* Exercise objective *
The listing below should be printed exactly, every line of it. Skip the pictures.
━━━━━━━━━━
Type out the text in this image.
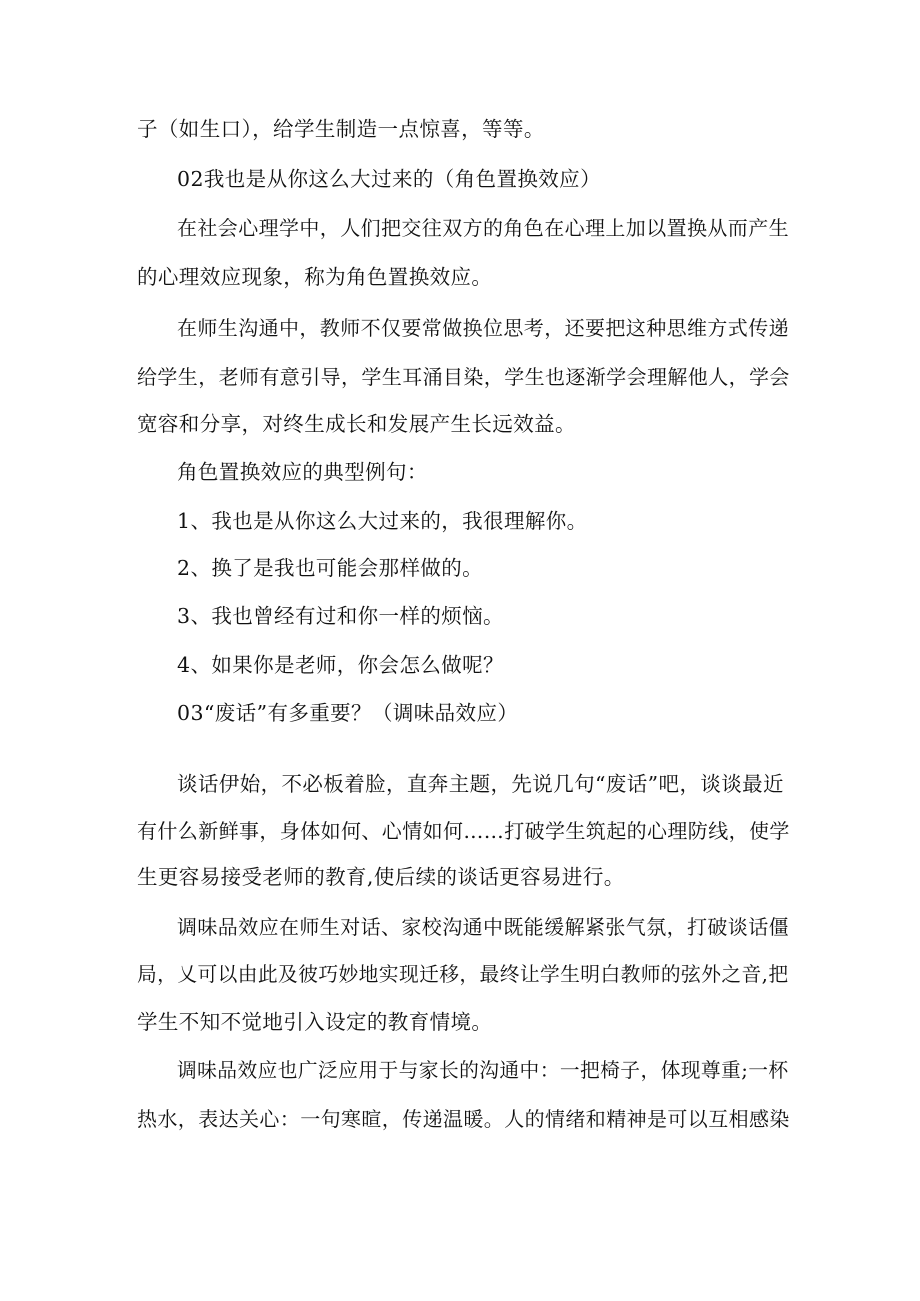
子（如生口），给学生制造一点惊喜，等等。
02我也是从你这么大过来的（角色置换效应）
在社会心理学中，人们把交往双方的角色在心理上加以置换从而产生
的心理效应现象，称为角色置换效应。
在师生沟通中，教师不仅要常做换位思考，还要把这种思维方式传递
给学生，老师有意引导，学生耳涌目染，学生也逐渐学会理解他人，学会
宽容和分享，对终生成长和发展产生长远效益。
角色置换效应的典型例句：
1、我也是从你这么大过来的，我很理解你。
2、换了是我也可能会那样做的。
3、我也曾经有过和你一样的烦恼。
4、如果你是老师，你会怎么做呢？
03“废话”有多重要？（调味品效应）
谈话伊始，不必板着脸，直奔主题，先说几句“废话”吧，谈谈最近
有什么新鲜事，身体如何、心情如何……打破学生筑起的心理防线，使学
生更容易接受老师的教育,使后续的谈话更容易进行。
调味品效应在师生对话、家校沟通中既能缓解紧张气氛，打破谈话僵
局，乂可以由此及彼巧妙地实现迁移，最终让学生明白教师的弦外之音,把
学生不知不觉地引入设定的教育情境。
调味品效应也广泛应用于与家长的沟通中：一把椅子，体现尊重;一杯
热水，表达关心：一句寒暄，传递温暖。人的情绪和精神是可以互相感染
━━━━━━━━━━
* The solution *
Type out the text in this image.
子（如生口），给学生制造一点惊喜，等等。
02我也是从你这么大过来的（角色置换效应）
在社会心理学中，人们把交往双方的角色在心理上加以置换从而产生
的心理效应现象，称为角色置换效应。
在师生沟通中，教师不仅要常做换位思考，还要把这种思维方式传递
给学生，老师有意引导，学生耳涌目染，学生也逐渐学会理解他人，学会
宽容和分享，对终生成长和发展产生长远效益。
角色置换效应的典型例句：
1、我也是从你这么大过来的，我很理解你。
2、换了是我也可能会那样做的。
3、我也曾经有过和你一样的烦恼。
4、如果你是老师，你会怎么做呢？
03“废话”有多重要？（调味品效应）
谈话伊始，不必板着脸，直奔主题，先说几句“废话”吧，谈谈最近
有什么新鲜事，身体如何、心情如何……打破学生筑起的心理防线，使学
生更容易接受老师的教育,使后续的谈话更容易进行。
调味品效应在师生对话、家校沟通中既能缓解紧张气氛，打破谈话僵
局，乂可以由此及彼巧妙地实现迁移，最终让学生明白教师的弦外之音,把
学生不知不觉地引入设定的教育情境。
调味品效应也广泛应用于与家长的沟通中：一把椅子，体现尊重;一杯
热水，表达关心：一句寒暄，传递温暖。人的情绪和精神是可以互相感染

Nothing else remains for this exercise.